### What is needed
Write each line out again exactly as written.

### Data items

[Start]

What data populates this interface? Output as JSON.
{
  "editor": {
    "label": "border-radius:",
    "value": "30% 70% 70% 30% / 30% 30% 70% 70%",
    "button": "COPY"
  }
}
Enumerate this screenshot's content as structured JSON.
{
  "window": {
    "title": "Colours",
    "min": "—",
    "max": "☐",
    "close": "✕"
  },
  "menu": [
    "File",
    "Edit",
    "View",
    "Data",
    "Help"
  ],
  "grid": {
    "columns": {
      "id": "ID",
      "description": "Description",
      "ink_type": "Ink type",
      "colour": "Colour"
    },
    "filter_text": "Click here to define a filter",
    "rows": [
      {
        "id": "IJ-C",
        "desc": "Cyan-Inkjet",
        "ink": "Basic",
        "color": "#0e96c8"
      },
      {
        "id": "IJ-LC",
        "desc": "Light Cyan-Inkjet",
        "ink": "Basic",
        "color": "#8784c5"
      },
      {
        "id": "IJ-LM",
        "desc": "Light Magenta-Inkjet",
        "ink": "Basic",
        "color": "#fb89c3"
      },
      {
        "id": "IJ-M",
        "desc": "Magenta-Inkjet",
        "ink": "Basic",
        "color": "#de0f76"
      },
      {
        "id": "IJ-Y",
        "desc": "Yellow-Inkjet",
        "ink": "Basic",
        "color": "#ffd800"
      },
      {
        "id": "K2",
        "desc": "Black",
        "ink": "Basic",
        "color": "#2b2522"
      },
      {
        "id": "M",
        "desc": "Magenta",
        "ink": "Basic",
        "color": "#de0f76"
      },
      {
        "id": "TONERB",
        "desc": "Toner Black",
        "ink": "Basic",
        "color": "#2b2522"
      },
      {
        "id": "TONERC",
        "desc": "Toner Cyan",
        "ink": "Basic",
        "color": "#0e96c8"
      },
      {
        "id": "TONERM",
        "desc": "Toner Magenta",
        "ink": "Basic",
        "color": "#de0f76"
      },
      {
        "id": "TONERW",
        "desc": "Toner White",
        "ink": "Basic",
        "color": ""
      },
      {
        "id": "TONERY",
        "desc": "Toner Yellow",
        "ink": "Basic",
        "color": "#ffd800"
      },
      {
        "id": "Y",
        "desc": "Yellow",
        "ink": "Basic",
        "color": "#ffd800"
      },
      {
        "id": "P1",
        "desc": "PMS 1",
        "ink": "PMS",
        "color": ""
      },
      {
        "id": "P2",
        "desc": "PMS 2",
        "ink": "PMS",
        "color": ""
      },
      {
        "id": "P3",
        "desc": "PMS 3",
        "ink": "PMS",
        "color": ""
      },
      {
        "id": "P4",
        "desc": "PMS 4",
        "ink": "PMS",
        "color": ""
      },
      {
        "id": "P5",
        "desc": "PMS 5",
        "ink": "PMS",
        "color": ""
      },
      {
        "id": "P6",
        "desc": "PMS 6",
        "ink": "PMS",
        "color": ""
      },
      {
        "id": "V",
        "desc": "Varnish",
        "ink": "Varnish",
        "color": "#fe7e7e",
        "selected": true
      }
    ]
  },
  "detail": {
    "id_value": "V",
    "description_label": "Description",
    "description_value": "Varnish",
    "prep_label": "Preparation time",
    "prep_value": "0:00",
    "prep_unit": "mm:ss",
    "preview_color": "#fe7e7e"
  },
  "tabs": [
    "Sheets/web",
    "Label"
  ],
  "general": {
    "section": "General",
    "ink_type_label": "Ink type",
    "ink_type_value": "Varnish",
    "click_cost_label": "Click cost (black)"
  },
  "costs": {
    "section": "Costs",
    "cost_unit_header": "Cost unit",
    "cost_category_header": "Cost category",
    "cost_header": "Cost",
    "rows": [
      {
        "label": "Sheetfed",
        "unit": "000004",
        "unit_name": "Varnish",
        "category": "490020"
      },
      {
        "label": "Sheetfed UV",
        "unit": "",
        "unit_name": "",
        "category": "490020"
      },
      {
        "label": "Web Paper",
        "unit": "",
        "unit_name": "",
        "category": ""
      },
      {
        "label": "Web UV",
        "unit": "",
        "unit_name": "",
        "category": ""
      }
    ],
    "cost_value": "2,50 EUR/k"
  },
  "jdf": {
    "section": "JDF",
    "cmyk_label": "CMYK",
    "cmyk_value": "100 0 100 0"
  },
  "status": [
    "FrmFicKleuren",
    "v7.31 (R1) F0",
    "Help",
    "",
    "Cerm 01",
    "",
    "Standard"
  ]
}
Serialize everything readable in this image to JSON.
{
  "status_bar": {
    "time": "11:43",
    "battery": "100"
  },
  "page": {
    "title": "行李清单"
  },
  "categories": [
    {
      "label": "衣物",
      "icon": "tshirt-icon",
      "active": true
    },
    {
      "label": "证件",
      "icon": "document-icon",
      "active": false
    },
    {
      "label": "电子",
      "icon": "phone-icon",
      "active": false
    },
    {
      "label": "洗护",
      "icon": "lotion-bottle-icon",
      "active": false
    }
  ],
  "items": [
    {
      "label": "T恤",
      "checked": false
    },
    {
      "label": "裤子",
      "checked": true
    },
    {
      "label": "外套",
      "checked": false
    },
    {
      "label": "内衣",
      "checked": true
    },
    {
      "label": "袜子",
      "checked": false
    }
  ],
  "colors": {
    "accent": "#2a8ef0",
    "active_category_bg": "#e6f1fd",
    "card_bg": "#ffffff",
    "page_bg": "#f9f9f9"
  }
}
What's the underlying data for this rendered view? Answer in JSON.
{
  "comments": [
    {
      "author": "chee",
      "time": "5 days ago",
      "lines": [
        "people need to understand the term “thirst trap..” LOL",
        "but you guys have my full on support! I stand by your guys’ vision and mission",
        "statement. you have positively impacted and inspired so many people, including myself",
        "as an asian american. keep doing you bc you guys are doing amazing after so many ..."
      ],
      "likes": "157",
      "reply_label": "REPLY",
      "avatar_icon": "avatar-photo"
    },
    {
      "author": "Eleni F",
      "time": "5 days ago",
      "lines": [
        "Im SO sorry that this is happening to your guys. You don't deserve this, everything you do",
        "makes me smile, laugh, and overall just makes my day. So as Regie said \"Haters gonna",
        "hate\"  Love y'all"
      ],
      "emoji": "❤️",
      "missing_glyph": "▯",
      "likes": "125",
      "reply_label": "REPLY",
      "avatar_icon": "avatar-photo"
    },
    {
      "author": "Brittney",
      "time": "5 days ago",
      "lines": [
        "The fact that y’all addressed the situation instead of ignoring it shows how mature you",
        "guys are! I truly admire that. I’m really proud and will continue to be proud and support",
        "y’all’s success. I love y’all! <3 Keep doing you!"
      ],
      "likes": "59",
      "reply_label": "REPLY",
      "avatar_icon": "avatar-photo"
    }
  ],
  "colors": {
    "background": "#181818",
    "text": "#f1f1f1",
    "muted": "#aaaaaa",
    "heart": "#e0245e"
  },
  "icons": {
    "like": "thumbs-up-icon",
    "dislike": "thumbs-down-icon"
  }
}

[End]

### Answer to the exercise
What data populates this interface? Output as JSON.
{
  "editor": {
    "label": "border-radius:",
    "value": "30% 70% 70% 30% / 30% 30% 70% 70%",
    "button": "COPY"
  }
}
Enumerate this screenshot's content as structured JSON.
{
  "window": {
    "title": "Colours",
    "min": "—",
    "max": "☐",
    "close": "✕"
  },
  "menu": [
    "File",
    "Edit",
    "View",
    "Data",
    "Help"
  ],
  "grid": {
    "columns": {
      "id": "ID",
      "description": "Description",
      "ink_type": "Ink type",
      "colour": "Colour"
    },
    "filter_text": "Click here to define a filter",
    "rows": [
      {
        "id": "IJ-C",
        "desc": "Cyan-Inkjet",
        "ink": "Basic",
        "color": "#0e96c8"
      },
      {
        "id": "IJ-LC",
        "desc": "Light Cyan-Inkjet",
        "ink": "Basic",
        "color": "#8784c5"
      },
      {
        "id": "IJ-LM",
        "desc": "Light Magenta-Inkjet",
        "ink": "Basic",
        "color": "#fb89c3"
      },
      {
        "id": "IJ-M",
        "desc": "Magenta-Inkjet",
        "ink": "Basic",
        "color": "#de0f76"
      },
      {
        "id": "IJ-Y",
        "desc": "Yellow-Inkjet",
        "ink": "Basic",
        "color": "#ffd800"
      },
      {
        "id": "K2",
        "desc": "Black",
        "ink": "Basic",
        "color": "#2b2522"
      },
      {
        "id": "M",
        "desc": "Magenta",
        "ink": "Basic",
        "color": "#de0f76"
      },
      {
        "id": "TONERB",
        "desc": "Toner Black",
        "ink": "Basic",
        "color": "#2b2522"
      },
      {
        "id": "TONERC",
        "desc": "Toner Cyan",
        "ink": "Basic",
        "color": "#0e96c8"
      },
      {
        "id": "TONERM",
        "desc": "Toner Magenta",
        "ink": "Basic",
        "color": "#de0f76"
      },
      {
        "id": "TONERW",
        "desc": "Toner White",
        "ink": "Basic",
        "color": ""
      },
      {
        "id": "TONERY",
        "desc": "Toner Yellow",
        "ink": "Basic",
        "color": "#ffd800"
      },
      {
        "id": "Y",
        "desc": "Yellow",
        "ink": "Basic",
        "color": "#ffd800"
      },
      {
        "id": "P1",
        "desc": "PMS 1",
        "ink": "PMS",
        "color": ""
      },
      {
        "id": "P2",
        "desc": "PMS 2",
        "ink": "PMS",
        "color": ""
      },
      {
        "id": "P3",
        "desc": "PMS 3",
        "ink": "PMS",
        "color": ""
      },
      {
        "id": "P4",
        "desc": "PMS 4",
        "ink": "PMS",
        "color": ""
      },
      {
        "id": "P5",
        "desc": "PMS 5",
        "ink": "PMS",
        "color": ""
      },
      {
        "id": "P6",
        "desc": "PMS 6",
        "ink": "PMS",
        "color": ""
      },
      {
        "id": "V",
        "desc": "Varnish",
        "ink": "Varnish",
        "color": "#fe7e7e",
        "selected": true
      }
    ]
  },
  "detail": {
    "id_value": "V",
    "description_label": "Description",
    "description_value": "Varnish",
    "prep_label": "Preparation time",
    "prep_value": "0:00",
    "prep_unit": "mm:ss",
    "preview_color": "#fe7e7e"
  },
  "tabs": [
    "Sheets/web",
    "Label"
  ],
  "general": {
    "section": "General",
    "ink_type_label": "Ink type",
    "ink_type_value": "Varnish",
    "click_cost_label": "Click cost (black)"
  },
  "costs": {
    "section": "Costs",
    "cost_unit_header": "Cost unit",
    "cost_category_header": "Cost category",
    "cost_header": "Cost",
    "rows": [
      {
        "label": "Sheetfed",
        "unit": "000004",
        "unit_name": "Varnish",
        "category": "490020"
      },
      {
        "label": "Sheetfed UV",
        "unit": "",
        "unit_name": "",
        "category": "490020"
      },
      {
        "label": "Web Paper",
        "unit": "",
        "unit_name": "",
        "category": ""
      },
      {
        "label": "Web UV",
        "unit": "",
        "unit_name": "",
        "category": ""
      }
    ],
    "cost_value": "2,50 EUR/k"
  },
  "jdf": {
    "section": "JDF",
    "cmyk_label": "CMYK",
    "cmyk_value": "100 0 100 0"
  },
  "status": [
    "FrmFicKleuren",
    "v7.31 (R1) F0",
    "Help",
    "",
    "Cerm 01",
    "",
    "Standard"
  ]
}
Serialize everything readable in this image to JSON.
{
  "status_bar": {
    "time": "11:43",
    "battery": "100"
  },
  "page": {
    "title": "行李清单"
  },
  "categories": [
    {
      "label": "衣物",
      "icon": "tshirt-icon",
      "active": true
    },
    {
      "label": "证件",
      "icon": "document-icon",
      "active": false
    },
    {
      "label": "电子",
      "icon": "phone-icon",
      "active": false
    },
    {
      "label": "洗护",
      "icon": "lotion-bottle-icon",
      "active": false
    }
  ],
  "items": [
    {
      "label": "T恤",
      "checked": false
    },
    {
      "label": "裤子",
      "checked": true
    },
    {
      "label": "外套",
      "checked": false
    },
    {
      "label": "内衣",
      "checked": true
    },
    {
      "label": "袜子",
      "checked": false
    }
  ],
  "colors": {
    "accent": "#2a8ef0",
    "active_category_bg": "#e6f1fd",
    "card_bg": "#ffffff",
    "page_bg": "#f9f9f9"
  }
}
What's the underlying data for this rendered view? Answer in JSON.
{
  "comments": [
    {
      "author": "chee",
      "time": "5 days ago",
      "lines": [
        "people need to understand the term “thirst trap..” LOL",
        "but you guys have my full on support! I stand by your guys’ vision and mission",
        "statement. you have positively impacted and inspired so many people, including myself",
        "as an asian american. keep doing you bc you guys are doing amazing after so many ..."
      ],
      "likes": "157",
      "reply_label": "REPLY",
      "avatar_icon": "avatar-photo"
    },
    {
      "author": "Eleni F",
      "time": "5 days ago",
      "lines": [
        "Im SO sorry that this is happening to your guys. You don't deserve this, everything you do",
        "makes me smile, laugh, and overall just makes my day. So as Regie said \"Haters gonna",
        "hate\"  Love y'all"
      ],
      "emoji": "❤️",
      "missing_glyph": "▯",
      "likes": "125",
      "reply_label": "REPLY",
      "avatar_icon": "avatar-photo"
    },
    {
      "author": "Brittney",
      "time": "5 days ago",
      "lines": [
        "The fact that y’all addressed the situation instead of ignoring it shows how mature you",
        "guys are! I truly admire that. I’m really proud and will continue to be proud and support",
        "y’all’s success. I love y’all! <3 Keep doing you!"
      ],
      "likes": "59",
      "reply_label": "REPLY",
      "avatar_icon": "avatar-photo"
    }
  ],
  "colors": {
    "background": "#181818",
    "text": "#f1f1f1",
    "muted": "#aaaaaa",
    "heart": "#e0245e"
  },
  "icons": {
    "like": "thumbs-up-icon",
    "dislike": "thumbs-down-icon"
  }
}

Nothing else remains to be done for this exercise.